↓↓↓
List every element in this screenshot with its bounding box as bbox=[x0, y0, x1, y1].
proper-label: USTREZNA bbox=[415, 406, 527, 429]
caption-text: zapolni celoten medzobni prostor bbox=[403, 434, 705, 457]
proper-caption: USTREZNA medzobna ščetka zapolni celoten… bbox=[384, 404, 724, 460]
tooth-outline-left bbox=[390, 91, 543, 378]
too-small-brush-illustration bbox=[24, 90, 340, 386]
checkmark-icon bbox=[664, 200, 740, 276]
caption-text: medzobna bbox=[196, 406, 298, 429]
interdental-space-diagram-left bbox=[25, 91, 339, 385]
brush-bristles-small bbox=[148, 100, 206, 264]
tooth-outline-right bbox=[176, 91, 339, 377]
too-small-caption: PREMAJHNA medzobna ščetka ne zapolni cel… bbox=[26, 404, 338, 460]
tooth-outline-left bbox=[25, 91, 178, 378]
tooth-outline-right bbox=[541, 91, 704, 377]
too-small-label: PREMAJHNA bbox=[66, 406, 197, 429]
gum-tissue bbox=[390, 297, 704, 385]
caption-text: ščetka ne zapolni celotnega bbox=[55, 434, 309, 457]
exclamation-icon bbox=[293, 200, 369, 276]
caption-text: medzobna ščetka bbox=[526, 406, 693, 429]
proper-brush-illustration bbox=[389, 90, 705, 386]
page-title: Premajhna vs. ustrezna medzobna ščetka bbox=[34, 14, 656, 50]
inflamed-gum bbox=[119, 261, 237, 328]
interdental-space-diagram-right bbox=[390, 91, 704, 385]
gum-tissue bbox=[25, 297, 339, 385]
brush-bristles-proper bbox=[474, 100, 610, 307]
↑↑↑
### To do
Return every item above word for word, without changing anything.

### The reply
List every element in this screenshot with its bounding box as bbox=[x0, y0, x1, y1].
proper-label: USTREZNA bbox=[415, 406, 527, 429]
caption-text: zapolni celoten medzobni prostor bbox=[403, 434, 705, 457]
proper-caption: USTREZNA medzobna ščetka zapolni celoten… bbox=[384, 404, 724, 460]
tooth-outline-left bbox=[390, 91, 543, 378]
too-small-brush-illustration bbox=[24, 90, 340, 386]
checkmark-icon bbox=[664, 200, 740, 276]
caption-text: medzobna bbox=[196, 406, 298, 429]
interdental-space-diagram-left bbox=[25, 91, 339, 385]
brush-bristles-small bbox=[148, 100, 206, 264]
tooth-outline-right bbox=[176, 91, 339, 377]
too-small-caption: PREMAJHNA medzobna ščetka ne zapolni cel… bbox=[26, 404, 338, 460]
tooth-outline-left bbox=[25, 91, 178, 378]
tooth-outline-right bbox=[541, 91, 704, 377]
too-small-label: PREMAJHNA bbox=[66, 406, 197, 429]
gum-tissue bbox=[390, 297, 704, 385]
caption-text: ščetka ne zapolni celotnega bbox=[55, 434, 309, 457]
exclamation-icon bbox=[293, 200, 369, 276]
caption-text: medzobna ščetka bbox=[526, 406, 693, 429]
proper-brush-illustration bbox=[389, 90, 705, 386]
page-title: Premajhna vs. ustrezna medzobna ščetka bbox=[34, 14, 656, 50]
inflamed-gum bbox=[119, 261, 237, 328]
interdental-space-diagram-right bbox=[390, 91, 704, 385]
gum-tissue bbox=[25, 297, 339, 385]
brush-bristles-proper bbox=[474, 100, 610, 307]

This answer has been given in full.